• **What is being asked**
Scan the material for the word "this", and copy each line where it shows up.

(Data records)
>> begin

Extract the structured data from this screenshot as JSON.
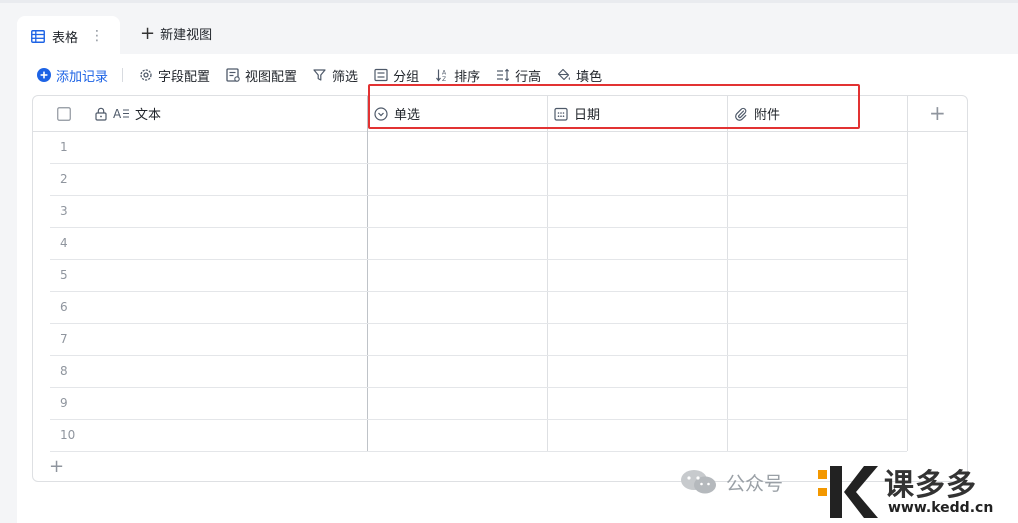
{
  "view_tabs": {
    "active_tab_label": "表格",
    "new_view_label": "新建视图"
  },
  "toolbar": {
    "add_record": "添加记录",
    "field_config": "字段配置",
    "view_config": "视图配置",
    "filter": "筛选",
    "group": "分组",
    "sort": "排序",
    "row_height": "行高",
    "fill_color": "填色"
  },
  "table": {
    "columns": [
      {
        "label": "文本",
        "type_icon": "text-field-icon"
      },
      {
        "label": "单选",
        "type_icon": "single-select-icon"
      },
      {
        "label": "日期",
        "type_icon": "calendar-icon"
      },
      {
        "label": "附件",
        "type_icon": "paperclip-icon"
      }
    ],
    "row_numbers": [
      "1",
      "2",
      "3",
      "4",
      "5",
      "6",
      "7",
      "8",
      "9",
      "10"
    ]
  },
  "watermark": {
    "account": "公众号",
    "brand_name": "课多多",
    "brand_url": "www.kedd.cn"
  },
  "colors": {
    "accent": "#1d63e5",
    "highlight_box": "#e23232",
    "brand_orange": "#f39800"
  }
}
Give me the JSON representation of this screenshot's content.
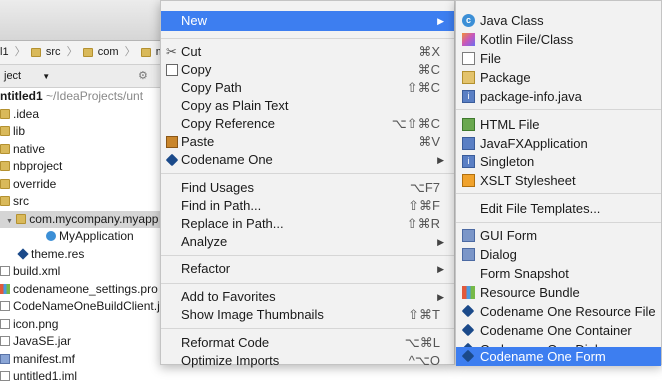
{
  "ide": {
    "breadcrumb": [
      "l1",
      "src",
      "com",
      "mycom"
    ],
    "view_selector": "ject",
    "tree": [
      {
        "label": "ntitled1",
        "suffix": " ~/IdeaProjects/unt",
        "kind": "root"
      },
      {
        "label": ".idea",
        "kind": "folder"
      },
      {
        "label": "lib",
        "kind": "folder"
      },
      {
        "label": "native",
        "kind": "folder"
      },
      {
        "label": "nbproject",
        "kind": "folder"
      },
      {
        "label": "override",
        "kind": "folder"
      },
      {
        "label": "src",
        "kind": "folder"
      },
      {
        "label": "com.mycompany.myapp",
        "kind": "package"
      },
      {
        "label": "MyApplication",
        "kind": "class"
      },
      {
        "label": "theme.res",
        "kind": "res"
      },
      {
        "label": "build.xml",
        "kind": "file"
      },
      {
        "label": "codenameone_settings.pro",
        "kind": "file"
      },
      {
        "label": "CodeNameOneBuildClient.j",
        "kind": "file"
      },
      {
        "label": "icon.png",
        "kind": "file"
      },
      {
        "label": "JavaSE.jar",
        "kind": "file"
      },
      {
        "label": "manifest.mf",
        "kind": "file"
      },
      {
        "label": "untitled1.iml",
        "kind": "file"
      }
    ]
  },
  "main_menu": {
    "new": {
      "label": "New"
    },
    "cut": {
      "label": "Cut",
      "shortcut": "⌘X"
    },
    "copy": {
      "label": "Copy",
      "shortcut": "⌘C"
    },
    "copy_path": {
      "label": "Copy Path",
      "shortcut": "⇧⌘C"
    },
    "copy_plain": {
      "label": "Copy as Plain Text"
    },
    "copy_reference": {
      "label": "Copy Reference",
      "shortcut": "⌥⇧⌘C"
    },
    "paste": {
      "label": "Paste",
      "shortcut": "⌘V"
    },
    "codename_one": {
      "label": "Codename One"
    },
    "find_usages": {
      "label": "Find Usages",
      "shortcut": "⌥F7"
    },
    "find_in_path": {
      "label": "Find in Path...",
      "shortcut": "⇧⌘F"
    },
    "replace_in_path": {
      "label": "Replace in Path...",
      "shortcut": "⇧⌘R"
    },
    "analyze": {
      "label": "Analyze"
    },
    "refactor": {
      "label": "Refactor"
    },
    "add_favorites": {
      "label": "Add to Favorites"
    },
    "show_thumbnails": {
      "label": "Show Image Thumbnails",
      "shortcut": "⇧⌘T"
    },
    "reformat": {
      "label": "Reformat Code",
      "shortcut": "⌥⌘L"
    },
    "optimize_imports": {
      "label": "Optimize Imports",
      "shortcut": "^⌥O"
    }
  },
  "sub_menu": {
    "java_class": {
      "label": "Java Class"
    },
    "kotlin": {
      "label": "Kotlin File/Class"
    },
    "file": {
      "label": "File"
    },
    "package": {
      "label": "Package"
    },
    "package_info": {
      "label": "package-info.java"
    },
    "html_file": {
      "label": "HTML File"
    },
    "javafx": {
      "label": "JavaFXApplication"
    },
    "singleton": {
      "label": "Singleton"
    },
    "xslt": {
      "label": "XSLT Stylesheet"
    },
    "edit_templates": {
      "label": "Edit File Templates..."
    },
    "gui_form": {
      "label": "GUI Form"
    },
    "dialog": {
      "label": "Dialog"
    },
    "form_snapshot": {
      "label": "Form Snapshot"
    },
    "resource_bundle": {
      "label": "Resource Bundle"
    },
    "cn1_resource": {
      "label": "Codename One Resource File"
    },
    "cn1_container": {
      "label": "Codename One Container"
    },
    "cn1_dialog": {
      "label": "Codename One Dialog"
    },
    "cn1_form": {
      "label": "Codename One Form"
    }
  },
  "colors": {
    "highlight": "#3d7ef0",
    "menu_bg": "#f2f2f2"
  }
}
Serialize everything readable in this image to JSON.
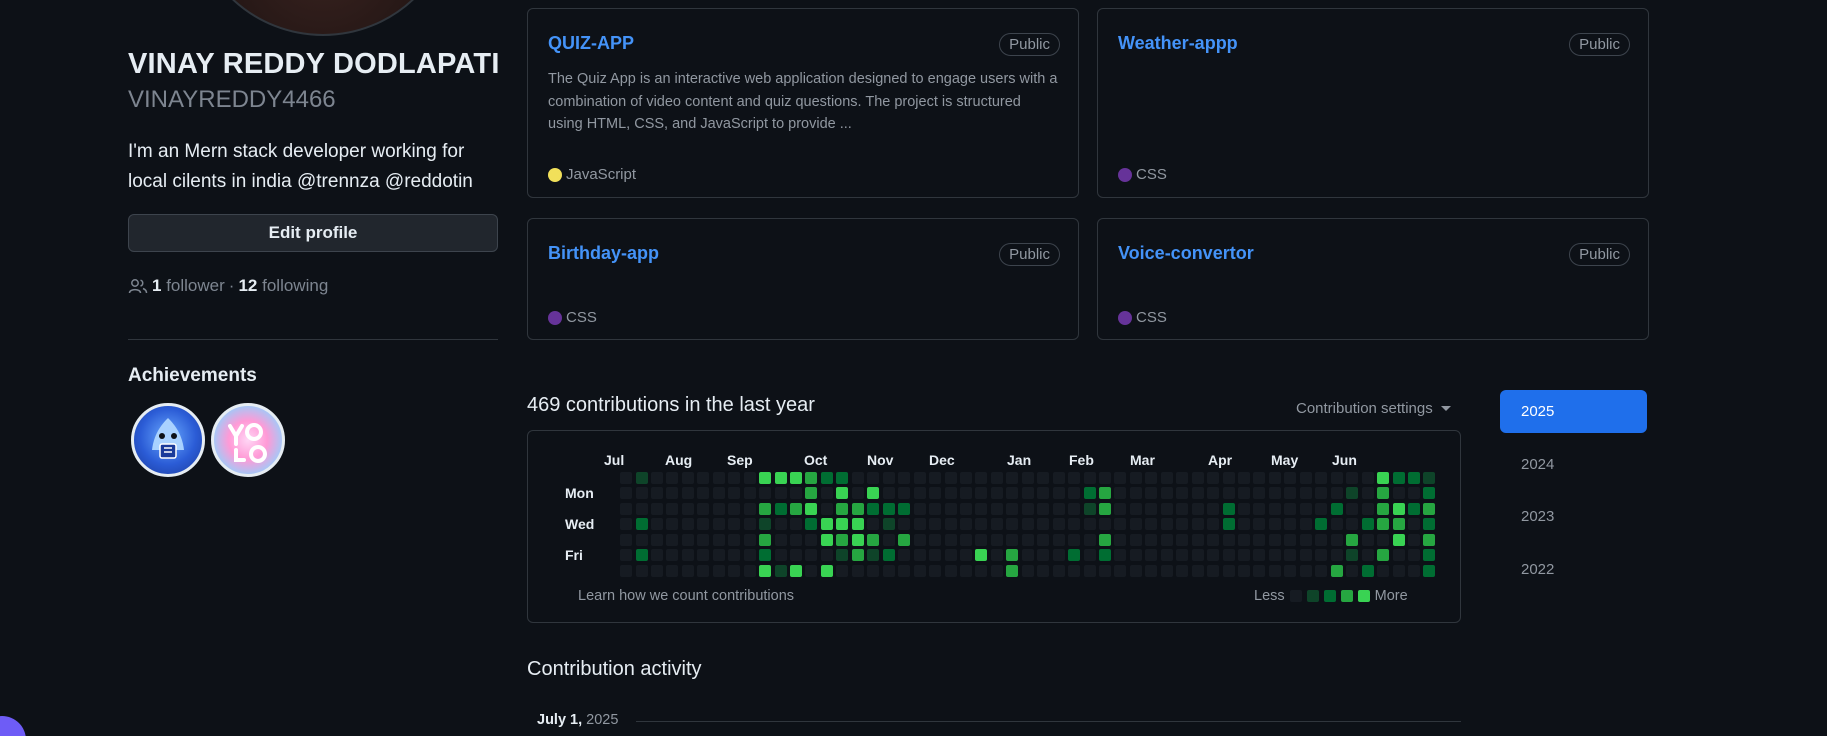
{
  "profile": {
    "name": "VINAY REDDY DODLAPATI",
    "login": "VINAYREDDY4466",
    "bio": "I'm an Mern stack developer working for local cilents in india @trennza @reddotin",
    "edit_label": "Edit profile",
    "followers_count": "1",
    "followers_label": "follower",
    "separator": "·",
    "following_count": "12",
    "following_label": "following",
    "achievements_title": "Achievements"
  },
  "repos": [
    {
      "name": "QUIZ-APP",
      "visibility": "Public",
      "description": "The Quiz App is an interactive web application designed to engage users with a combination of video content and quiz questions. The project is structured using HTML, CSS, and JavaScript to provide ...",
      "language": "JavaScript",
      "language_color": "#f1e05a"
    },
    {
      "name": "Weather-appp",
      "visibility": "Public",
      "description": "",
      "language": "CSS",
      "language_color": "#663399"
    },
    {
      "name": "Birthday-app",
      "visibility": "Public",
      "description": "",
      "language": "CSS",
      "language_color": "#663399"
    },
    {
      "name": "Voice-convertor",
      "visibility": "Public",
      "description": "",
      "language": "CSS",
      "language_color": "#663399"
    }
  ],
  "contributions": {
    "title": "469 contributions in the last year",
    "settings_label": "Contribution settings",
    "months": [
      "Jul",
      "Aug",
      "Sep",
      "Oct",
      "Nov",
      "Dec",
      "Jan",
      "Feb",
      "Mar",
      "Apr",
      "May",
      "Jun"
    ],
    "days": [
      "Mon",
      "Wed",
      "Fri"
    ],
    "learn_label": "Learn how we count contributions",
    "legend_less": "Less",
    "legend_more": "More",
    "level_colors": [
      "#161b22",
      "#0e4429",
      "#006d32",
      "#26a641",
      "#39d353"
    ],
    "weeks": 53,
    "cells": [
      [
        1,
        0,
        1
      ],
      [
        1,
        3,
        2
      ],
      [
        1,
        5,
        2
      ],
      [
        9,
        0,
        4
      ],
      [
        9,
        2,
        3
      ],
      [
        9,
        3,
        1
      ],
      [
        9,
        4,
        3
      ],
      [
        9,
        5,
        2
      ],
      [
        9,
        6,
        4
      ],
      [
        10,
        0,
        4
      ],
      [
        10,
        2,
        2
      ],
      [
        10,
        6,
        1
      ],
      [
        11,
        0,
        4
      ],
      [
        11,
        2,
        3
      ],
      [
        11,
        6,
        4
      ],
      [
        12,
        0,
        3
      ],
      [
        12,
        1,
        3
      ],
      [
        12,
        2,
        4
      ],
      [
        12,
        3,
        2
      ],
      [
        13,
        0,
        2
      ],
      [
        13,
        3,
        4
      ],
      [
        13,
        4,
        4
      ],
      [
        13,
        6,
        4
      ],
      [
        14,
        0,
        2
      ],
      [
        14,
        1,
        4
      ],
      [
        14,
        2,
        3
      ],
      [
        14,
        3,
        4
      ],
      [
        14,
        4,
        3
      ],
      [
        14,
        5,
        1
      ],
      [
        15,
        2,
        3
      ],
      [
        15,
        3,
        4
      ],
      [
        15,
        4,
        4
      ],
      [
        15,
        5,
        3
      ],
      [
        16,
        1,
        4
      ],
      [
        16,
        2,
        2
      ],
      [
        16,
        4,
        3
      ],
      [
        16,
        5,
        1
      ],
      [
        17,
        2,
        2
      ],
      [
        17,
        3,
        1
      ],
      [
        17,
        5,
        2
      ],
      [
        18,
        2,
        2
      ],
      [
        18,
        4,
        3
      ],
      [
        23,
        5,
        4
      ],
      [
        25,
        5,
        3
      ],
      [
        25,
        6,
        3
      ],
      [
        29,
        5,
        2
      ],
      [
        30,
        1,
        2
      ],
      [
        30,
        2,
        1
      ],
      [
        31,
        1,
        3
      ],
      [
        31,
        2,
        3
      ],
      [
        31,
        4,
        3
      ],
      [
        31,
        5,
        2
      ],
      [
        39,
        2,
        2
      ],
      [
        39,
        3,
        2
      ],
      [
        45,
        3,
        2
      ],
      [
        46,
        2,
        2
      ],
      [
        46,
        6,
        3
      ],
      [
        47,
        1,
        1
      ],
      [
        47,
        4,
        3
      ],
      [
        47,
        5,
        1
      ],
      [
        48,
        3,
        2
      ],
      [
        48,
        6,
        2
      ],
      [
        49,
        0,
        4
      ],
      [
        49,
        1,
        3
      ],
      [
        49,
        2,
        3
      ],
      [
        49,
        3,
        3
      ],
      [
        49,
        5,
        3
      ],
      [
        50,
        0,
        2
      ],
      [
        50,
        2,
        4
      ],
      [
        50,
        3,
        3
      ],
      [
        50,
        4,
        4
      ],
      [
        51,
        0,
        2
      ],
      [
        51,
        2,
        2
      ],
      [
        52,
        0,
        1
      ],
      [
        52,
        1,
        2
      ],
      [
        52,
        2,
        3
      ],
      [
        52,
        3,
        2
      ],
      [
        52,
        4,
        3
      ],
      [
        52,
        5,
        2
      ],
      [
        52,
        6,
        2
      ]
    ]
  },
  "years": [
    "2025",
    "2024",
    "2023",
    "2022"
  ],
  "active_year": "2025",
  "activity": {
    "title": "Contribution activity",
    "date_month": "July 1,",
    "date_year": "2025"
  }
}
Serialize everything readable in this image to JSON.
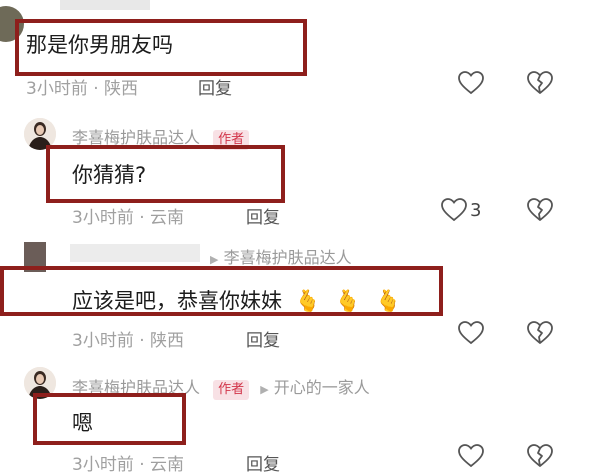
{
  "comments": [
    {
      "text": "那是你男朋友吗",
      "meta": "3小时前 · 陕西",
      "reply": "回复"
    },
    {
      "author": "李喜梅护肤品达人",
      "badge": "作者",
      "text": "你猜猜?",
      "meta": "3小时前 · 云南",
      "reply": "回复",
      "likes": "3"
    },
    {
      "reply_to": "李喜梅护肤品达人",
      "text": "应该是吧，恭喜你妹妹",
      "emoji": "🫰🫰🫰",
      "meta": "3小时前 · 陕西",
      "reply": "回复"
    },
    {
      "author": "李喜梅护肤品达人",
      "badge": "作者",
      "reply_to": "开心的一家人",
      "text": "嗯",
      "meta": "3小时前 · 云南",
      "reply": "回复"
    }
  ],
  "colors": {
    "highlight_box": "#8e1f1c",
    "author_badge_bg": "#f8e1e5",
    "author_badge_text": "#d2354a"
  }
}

>> end

• **Final result**
Extract the structured data from this screenshot as JSON.
Give me the JSON representation of this screenshot's content.
Serialize everything readable in this image to JSON.
Serialize everything readable in this image to JSON.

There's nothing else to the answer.